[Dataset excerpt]
=-=-=
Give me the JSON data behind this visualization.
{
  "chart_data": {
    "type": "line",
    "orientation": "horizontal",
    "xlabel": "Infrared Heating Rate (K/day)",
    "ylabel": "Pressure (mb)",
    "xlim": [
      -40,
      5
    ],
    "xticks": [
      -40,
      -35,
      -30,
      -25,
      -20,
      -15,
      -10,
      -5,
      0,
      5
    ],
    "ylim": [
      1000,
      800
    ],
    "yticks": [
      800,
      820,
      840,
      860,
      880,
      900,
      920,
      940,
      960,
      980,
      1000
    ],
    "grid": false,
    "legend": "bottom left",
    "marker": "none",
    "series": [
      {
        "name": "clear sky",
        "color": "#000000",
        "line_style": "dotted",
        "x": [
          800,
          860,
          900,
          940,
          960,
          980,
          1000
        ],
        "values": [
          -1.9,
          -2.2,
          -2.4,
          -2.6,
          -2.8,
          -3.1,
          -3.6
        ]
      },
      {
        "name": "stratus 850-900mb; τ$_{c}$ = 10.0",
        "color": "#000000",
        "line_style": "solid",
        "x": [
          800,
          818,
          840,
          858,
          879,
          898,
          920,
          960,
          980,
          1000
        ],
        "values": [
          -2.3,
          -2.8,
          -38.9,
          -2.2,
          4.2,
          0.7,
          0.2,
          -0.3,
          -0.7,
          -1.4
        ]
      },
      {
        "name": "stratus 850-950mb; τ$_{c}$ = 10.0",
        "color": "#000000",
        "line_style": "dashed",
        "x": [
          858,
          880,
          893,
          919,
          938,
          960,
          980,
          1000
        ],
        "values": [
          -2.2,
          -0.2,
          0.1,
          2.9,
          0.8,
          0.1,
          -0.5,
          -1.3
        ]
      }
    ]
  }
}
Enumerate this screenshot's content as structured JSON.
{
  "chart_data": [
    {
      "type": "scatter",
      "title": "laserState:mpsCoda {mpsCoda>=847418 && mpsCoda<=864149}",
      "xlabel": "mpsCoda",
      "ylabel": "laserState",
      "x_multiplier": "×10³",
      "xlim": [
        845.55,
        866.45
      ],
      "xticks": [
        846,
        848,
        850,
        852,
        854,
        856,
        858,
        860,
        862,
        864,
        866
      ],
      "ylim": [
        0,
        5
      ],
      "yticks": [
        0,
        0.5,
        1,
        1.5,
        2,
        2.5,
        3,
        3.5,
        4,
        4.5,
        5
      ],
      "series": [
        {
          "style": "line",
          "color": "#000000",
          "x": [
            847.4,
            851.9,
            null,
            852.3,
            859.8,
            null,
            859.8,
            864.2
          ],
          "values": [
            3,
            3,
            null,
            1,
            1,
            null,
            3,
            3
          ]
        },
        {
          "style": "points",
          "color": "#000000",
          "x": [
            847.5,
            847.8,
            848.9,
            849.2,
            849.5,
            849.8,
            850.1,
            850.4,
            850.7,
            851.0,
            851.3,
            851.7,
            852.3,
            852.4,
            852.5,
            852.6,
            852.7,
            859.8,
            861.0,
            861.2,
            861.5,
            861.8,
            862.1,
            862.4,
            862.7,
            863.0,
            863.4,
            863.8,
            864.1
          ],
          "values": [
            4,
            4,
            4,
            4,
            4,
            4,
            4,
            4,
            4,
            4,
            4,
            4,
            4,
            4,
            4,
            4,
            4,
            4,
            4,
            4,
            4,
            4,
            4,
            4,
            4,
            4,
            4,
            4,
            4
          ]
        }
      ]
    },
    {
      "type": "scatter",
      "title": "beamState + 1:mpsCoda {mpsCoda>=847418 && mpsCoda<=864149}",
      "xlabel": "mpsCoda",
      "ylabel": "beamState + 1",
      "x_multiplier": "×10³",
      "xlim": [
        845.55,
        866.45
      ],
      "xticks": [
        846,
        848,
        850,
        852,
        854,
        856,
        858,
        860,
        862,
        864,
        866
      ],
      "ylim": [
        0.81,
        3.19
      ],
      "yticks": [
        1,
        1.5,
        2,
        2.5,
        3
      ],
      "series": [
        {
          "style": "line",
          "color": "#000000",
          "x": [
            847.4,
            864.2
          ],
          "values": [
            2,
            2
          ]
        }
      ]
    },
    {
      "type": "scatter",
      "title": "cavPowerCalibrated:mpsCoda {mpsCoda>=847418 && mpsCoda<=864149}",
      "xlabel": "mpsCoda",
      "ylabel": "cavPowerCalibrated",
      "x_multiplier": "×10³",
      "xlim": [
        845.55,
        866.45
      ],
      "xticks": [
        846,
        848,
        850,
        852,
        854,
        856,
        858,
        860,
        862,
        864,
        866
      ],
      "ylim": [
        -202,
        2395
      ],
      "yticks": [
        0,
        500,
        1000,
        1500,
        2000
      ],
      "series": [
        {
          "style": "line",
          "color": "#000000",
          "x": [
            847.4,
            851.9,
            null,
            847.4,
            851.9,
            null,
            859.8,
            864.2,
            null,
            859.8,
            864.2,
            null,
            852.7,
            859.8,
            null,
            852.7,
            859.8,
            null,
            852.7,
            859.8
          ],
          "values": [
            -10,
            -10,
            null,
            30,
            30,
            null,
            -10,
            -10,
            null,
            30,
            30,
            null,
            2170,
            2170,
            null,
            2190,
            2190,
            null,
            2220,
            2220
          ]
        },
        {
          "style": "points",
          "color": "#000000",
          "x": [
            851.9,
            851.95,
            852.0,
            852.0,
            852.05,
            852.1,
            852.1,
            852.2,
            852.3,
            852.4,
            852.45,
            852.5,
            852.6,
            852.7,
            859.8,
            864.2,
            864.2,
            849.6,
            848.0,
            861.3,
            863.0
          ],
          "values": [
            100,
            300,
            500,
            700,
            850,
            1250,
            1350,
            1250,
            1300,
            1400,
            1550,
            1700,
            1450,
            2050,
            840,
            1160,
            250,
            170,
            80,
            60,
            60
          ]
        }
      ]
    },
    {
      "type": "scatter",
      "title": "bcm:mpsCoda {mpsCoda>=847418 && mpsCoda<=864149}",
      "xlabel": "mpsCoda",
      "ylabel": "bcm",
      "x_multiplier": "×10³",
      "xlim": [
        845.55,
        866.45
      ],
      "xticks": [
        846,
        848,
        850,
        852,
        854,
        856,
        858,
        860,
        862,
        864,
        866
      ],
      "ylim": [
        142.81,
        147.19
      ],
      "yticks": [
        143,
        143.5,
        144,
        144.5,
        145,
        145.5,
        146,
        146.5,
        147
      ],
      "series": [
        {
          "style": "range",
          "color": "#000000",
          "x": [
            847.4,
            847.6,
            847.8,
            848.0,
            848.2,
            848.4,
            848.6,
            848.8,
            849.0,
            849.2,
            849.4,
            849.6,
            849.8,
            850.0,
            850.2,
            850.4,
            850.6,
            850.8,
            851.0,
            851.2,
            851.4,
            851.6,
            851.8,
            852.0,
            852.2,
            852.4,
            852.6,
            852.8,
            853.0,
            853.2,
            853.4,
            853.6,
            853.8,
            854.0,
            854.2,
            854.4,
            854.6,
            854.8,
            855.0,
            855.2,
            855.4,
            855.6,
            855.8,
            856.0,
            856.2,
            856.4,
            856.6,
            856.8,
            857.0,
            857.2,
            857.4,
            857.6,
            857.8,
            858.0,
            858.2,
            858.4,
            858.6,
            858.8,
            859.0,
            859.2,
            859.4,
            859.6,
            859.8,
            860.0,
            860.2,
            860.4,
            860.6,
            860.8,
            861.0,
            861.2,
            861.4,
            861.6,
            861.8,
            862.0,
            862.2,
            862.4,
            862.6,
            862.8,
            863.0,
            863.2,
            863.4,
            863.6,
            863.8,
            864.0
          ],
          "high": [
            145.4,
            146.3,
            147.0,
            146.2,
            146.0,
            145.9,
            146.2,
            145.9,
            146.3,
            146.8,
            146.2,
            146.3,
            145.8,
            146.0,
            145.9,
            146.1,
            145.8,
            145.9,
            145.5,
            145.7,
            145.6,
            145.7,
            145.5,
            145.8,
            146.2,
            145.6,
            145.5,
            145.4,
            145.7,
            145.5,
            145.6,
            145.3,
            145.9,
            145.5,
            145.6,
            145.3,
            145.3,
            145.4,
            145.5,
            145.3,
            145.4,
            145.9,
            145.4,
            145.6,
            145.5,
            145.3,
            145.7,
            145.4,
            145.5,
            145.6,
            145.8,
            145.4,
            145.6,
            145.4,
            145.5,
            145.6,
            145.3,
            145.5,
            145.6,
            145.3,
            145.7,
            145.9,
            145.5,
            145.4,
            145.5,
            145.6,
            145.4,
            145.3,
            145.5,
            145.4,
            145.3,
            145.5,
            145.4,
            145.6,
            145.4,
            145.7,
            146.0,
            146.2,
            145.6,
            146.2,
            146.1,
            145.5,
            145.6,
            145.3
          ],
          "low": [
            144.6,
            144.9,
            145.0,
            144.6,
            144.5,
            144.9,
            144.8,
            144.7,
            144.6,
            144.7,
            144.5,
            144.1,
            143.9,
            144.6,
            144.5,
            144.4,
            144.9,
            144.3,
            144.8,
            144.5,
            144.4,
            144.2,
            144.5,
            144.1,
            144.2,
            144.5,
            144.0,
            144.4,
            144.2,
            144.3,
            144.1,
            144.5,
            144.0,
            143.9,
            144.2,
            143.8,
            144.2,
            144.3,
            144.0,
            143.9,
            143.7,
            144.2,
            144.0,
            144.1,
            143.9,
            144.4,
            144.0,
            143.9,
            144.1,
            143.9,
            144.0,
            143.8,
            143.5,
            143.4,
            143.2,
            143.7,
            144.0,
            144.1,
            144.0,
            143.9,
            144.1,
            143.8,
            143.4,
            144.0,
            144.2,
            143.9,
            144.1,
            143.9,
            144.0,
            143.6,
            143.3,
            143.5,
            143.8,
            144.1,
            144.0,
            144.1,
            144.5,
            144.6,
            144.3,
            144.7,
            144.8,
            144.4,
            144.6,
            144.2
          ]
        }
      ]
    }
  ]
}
=-=-=
• **WORK TO DO**
Gather each line in the data that holds the string "name".

• **OUTPUT**
        "name": "clear sky",
        "name": "stratus 850-900mb; τ$_{c}$ = 10.0",
        "name": "stratus 850-950mb; τ$_{c}$ = 10.0",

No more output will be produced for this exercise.